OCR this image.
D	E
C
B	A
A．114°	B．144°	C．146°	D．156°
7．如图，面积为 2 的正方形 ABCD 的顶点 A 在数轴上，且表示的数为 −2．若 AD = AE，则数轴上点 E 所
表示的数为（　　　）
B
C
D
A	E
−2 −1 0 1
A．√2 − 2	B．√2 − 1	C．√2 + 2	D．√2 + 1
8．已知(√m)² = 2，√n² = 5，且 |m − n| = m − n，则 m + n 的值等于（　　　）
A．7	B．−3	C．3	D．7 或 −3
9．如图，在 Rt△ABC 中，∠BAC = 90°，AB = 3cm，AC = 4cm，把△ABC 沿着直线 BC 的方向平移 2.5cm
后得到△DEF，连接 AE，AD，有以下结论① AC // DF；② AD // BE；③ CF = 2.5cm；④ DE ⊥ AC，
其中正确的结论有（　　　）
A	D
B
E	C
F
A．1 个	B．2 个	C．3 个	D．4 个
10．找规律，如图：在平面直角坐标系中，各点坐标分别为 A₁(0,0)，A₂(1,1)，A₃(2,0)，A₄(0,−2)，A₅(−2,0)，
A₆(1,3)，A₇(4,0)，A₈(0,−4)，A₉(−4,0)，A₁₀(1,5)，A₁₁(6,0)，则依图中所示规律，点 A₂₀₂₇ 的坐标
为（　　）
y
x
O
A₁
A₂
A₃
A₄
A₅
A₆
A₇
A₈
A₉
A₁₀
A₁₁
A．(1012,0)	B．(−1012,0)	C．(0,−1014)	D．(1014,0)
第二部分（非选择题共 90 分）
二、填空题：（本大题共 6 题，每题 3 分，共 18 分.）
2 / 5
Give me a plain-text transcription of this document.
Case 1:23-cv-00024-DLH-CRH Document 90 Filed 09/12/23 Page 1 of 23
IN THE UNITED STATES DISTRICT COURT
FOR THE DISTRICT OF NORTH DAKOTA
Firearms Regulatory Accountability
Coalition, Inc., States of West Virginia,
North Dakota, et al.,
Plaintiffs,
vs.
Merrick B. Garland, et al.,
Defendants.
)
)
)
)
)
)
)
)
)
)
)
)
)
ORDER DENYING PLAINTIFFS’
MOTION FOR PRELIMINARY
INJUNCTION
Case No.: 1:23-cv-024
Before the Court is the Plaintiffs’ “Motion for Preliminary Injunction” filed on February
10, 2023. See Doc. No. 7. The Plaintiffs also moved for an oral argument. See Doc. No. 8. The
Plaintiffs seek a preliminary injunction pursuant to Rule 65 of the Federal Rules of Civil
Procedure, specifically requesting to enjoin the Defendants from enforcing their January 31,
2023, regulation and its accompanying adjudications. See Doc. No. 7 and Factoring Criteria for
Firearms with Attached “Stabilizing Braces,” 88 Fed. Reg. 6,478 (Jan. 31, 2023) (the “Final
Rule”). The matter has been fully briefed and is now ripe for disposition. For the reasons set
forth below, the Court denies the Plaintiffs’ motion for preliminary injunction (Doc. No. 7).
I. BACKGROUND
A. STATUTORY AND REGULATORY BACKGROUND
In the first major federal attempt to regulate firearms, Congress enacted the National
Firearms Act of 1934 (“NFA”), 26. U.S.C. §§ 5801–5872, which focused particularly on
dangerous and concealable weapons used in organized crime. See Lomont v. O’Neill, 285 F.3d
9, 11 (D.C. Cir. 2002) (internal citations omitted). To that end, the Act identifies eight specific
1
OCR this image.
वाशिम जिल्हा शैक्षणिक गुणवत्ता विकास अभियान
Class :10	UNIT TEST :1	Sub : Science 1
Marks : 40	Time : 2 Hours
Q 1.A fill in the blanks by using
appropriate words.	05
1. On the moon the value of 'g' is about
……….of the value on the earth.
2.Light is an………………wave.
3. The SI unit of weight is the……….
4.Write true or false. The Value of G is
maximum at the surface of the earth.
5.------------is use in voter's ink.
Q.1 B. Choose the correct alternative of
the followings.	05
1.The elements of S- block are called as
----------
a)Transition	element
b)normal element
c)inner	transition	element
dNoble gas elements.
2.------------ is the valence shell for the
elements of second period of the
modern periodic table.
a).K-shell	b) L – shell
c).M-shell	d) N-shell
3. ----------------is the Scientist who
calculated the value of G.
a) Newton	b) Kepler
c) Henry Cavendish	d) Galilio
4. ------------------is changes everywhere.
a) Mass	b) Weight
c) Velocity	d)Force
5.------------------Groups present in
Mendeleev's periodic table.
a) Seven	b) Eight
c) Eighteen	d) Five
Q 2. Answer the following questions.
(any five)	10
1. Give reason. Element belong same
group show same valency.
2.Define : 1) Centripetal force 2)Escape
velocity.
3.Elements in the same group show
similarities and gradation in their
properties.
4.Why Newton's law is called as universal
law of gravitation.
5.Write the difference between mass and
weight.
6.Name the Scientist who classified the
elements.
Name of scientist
============
- _Exercise objective_: Give back the whole listing exactly as it reads.

- _Problem solution_:
OCR this image.
D	E
C
B	A
A．114°	B．144°	C．146°	D．156°
7．如图，面积为 2 的正方形 ABCD 的顶点 A 在数轴上，且表示的数为 −2．若 AD = AE，则数轴上点 E 所
表示的数为（　　　）
B
C
D
A	E
−2 −1 0 1
A．√2 − 2	B．√2 − 1	C．√2 + 2	D．√2 + 1
8．已知(√m)² = 2，√n² = 5，且 |m − n| = m − n，则 m + n 的值等于（　　　）
A．7	B．−3	C．3	D．7 或 −3
9．如图，在 Rt△ABC 中，∠BAC = 90°，AB = 3cm，AC = 4cm，把△ABC 沿着直线 BC 的方向平移 2.5cm
后得到△DEF，连接 AE，AD，有以下结论① AC // DF；② AD // BE；③ CF = 2.5cm；④ DE ⊥ AC，
其中正确的结论有（　　　）
A	D
B
E	C
F
A．1 个	B．2 个	C．3 个	D．4 个
10．找规律，如图：在平面直角坐标系中，各点坐标分别为 A₁(0,0)，A₂(1,1)，A₃(2,0)，A₄(0,−2)，A₅(−2,0)，
A₆(1,3)，A₇(4,0)，A₈(0,−4)，A₉(−4,0)，A₁₀(1,5)，A₁₁(6,0)，则依图中所示规律，点 A₂₀₂₇ 的坐标
为（　　）
y
x
O
A₁
A₂
A₃
A₄
A₅
A₆
A₇
A₈
A₉
A₁₀
A₁₁
A．(1012,0)	B．(−1012,0)	C．(0,−1014)	D．(1014,0)
第二部分（非选择题共 90 分）
二、填空题：（本大题共 6 题，每题 3 分，共 18 分.）
2 / 5
Give me a plain-text transcription of this document.
Case 1:23-cv-00024-DLH-CRH Document 90 Filed 09/12/23 Page 1 of 23
IN THE UNITED STATES DISTRICT COURT
FOR THE DISTRICT OF NORTH DAKOTA
Firearms Regulatory Accountability
Coalition, Inc., States of West Virginia,
North Dakota, et al.,
Plaintiffs,
vs.
Merrick B. Garland, et al.,
Defendants.
)
)
)
)
)
)
)
)
)
)
)
)
)
ORDER DENYING PLAINTIFFS’
MOTION FOR PRELIMINARY
INJUNCTION
Case No.: 1:23-cv-024
Before the Court is the Plaintiffs’ “Motion for Preliminary Injunction” filed on February
10, 2023. See Doc. No. 7. The Plaintiffs also moved for an oral argument. See Doc. No. 8. The
Plaintiffs seek a preliminary injunction pursuant to Rule 65 of the Federal Rules of Civil
Procedure, specifically requesting to enjoin the Defendants from enforcing their January 31,
2023, regulation and its accompanying adjudications. See Doc. No. 7 and Factoring Criteria for
Firearms with Attached “Stabilizing Braces,” 88 Fed. Reg. 6,478 (Jan. 31, 2023) (the “Final
Rule”). The matter has been fully briefed and is now ripe for disposition. For the reasons set
forth below, the Court denies the Plaintiffs’ motion for preliminary injunction (Doc. No. 7).
I. BACKGROUND
A. STATUTORY AND REGULATORY BACKGROUND
In the first major federal attempt to regulate firearms, Congress enacted the National
Firearms Act of 1934 (“NFA”), 26. U.S.C. §§ 5801–5872, which focused particularly on
dangerous and concealable weapons used in organized crime. See Lomont v. O’Neill, 285 F.3d
9, 11 (D.C. Cir. 2002) (internal citations omitted). To that end, the Act identifies eight specific
1
OCR this image.
वाशिम जिल्हा शैक्षणिक गुणवत्ता विकास अभियान
Class :10	UNIT TEST :1	Sub : Science 1
Marks : 40	Time : 2 Hours
Q 1.A fill in the blanks by using
appropriate words.	05
1. On the moon the value of 'g' is about
……….of the value on the earth.
2.Light is an………………wave.
3. The SI unit of weight is the……….
4.Write true or false. The Value of G is
maximum at the surface of the earth.
5.------------is use in voter's ink.
Q.1 B. Choose the correct alternative of
the followings.	05
1.The elements of S- block are called as
----------
a)Transition	element
b)normal element
c)inner	transition	element
dNoble gas elements.
2.------------ is the valence shell for the
elements of second period of the
modern periodic table.
a).K-shell	b) L – shell
c).M-shell	d) N-shell
3. ----------------is the Scientist who
calculated the value of G.
a) Newton	b) Kepler
c) Henry Cavendish	d) Galilio
4. ------------------is changes everywhere.
a) Mass	b) Weight
c) Velocity	d)Force
5.------------------Groups present in
Mendeleev's periodic table.
a) Seven	b) Eight
c) Eighteen	d) Five
Q 2. Answer the following questions.
(any five)	10
1. Give reason. Element belong same
group show same valency.
2.Define : 1) Centripetal force 2)Escape
velocity.
3.Elements in the same group show
similarities and gradation in their
properties.
4.Why Newton's law is called as universal
law of gravitation.
5.Write the difference between mass and
weight.
6.Name the Scientist who classified the
elements.
Name of scientist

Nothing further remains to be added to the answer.